▸ **ITEMS**:
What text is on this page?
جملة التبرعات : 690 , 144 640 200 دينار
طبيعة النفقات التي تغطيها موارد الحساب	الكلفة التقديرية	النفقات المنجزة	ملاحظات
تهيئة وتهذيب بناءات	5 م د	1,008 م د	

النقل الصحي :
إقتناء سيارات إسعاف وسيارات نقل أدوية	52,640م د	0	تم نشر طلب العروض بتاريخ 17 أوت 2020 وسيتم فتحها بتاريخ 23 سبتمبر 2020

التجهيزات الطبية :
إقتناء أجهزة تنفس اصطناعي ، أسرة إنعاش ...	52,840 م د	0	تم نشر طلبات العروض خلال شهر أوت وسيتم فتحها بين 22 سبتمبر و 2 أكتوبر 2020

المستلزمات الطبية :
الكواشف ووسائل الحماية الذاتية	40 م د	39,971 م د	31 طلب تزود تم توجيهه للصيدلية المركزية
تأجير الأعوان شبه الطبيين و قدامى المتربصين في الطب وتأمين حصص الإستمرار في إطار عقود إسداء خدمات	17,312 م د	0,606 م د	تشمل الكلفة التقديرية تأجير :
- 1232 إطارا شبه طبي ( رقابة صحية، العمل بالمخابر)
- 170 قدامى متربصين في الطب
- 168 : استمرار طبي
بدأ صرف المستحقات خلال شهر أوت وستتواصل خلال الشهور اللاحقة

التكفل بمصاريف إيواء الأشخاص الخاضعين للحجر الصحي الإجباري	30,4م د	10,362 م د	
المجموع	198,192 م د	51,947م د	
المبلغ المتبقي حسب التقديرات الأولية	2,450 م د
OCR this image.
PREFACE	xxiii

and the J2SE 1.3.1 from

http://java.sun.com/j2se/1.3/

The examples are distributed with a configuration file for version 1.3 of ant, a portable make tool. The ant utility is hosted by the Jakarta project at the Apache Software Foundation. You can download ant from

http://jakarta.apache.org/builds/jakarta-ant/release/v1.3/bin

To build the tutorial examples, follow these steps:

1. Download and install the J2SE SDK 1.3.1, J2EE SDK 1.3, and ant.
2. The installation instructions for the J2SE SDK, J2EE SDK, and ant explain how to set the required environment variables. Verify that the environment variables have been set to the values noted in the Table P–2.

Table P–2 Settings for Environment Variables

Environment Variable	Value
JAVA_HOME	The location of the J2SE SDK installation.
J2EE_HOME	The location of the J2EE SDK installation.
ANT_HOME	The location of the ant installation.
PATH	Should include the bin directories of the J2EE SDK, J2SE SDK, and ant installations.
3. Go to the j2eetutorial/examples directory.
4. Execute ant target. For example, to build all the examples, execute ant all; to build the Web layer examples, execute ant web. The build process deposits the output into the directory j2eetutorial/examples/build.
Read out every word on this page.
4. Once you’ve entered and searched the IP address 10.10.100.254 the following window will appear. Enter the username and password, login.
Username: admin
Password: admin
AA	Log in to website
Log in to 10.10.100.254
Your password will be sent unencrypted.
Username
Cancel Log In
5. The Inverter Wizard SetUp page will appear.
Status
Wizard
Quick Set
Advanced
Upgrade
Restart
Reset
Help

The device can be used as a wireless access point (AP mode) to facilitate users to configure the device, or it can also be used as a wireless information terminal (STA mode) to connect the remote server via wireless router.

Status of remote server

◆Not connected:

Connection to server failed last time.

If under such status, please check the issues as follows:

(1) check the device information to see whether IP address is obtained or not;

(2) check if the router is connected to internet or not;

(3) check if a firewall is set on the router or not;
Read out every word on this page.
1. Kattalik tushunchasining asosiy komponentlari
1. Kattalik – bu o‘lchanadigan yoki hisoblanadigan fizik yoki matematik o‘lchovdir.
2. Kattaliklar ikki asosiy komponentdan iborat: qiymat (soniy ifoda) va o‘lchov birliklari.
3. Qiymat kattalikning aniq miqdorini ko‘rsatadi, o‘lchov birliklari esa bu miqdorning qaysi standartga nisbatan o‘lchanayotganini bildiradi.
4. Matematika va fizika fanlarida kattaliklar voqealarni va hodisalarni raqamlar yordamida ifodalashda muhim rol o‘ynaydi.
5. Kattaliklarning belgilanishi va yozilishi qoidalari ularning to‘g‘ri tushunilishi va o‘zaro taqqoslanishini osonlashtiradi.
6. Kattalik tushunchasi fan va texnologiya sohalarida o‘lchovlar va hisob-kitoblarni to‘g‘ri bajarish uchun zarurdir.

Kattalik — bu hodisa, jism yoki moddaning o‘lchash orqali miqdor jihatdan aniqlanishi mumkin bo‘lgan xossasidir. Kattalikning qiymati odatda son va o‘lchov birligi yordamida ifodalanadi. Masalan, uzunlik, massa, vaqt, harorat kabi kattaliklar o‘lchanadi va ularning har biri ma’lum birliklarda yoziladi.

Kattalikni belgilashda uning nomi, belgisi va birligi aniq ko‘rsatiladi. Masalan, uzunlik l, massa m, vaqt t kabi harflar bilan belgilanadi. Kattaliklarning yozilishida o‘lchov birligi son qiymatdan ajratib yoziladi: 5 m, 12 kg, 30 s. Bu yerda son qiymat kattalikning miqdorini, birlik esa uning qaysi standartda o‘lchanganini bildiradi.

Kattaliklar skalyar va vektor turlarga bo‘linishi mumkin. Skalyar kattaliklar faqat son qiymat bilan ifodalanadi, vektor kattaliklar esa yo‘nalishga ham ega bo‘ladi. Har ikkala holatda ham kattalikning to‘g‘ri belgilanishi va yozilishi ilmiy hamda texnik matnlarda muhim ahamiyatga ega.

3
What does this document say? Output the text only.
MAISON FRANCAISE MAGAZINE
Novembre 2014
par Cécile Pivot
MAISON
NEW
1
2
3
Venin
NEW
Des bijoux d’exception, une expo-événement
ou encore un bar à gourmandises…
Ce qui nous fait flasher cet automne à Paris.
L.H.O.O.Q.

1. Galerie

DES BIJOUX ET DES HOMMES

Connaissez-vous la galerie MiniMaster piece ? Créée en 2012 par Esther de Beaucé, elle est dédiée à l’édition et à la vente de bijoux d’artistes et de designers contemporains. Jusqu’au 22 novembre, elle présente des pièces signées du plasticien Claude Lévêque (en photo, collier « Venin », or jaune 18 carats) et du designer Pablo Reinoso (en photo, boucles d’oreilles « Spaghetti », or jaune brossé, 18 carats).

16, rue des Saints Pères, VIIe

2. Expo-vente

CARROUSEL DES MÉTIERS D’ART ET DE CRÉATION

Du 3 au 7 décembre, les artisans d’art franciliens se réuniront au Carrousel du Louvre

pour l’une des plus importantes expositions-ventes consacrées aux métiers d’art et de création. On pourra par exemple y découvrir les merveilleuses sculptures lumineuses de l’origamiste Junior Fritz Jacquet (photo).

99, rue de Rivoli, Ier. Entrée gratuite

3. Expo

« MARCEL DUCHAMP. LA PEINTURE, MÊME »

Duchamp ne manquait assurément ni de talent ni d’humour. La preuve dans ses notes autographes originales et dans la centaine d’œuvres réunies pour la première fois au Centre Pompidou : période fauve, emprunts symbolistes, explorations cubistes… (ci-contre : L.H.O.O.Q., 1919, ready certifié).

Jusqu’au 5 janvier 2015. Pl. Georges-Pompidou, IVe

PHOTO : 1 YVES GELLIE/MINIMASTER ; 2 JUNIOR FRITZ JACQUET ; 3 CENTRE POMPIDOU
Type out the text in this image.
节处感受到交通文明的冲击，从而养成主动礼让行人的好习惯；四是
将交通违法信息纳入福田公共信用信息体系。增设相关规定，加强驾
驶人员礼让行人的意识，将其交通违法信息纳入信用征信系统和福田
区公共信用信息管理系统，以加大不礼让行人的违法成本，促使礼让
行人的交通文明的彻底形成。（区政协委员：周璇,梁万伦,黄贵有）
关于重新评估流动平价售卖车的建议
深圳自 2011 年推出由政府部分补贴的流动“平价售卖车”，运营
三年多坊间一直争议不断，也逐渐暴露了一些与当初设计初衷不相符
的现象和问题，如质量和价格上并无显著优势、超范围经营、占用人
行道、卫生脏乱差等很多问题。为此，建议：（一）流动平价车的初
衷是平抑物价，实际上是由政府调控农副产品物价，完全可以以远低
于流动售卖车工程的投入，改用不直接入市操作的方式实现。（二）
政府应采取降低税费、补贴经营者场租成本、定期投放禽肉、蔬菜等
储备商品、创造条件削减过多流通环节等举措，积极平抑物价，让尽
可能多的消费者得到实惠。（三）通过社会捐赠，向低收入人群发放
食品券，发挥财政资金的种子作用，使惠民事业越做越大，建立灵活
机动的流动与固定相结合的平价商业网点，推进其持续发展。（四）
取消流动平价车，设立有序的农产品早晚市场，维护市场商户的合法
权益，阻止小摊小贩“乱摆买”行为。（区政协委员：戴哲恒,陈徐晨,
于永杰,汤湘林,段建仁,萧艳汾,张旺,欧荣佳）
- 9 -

▸ **WORK TO DO**:
State how many lines of the data include the word "from", with nothing else.

▸ **WRITTEN SOLUTION**:
2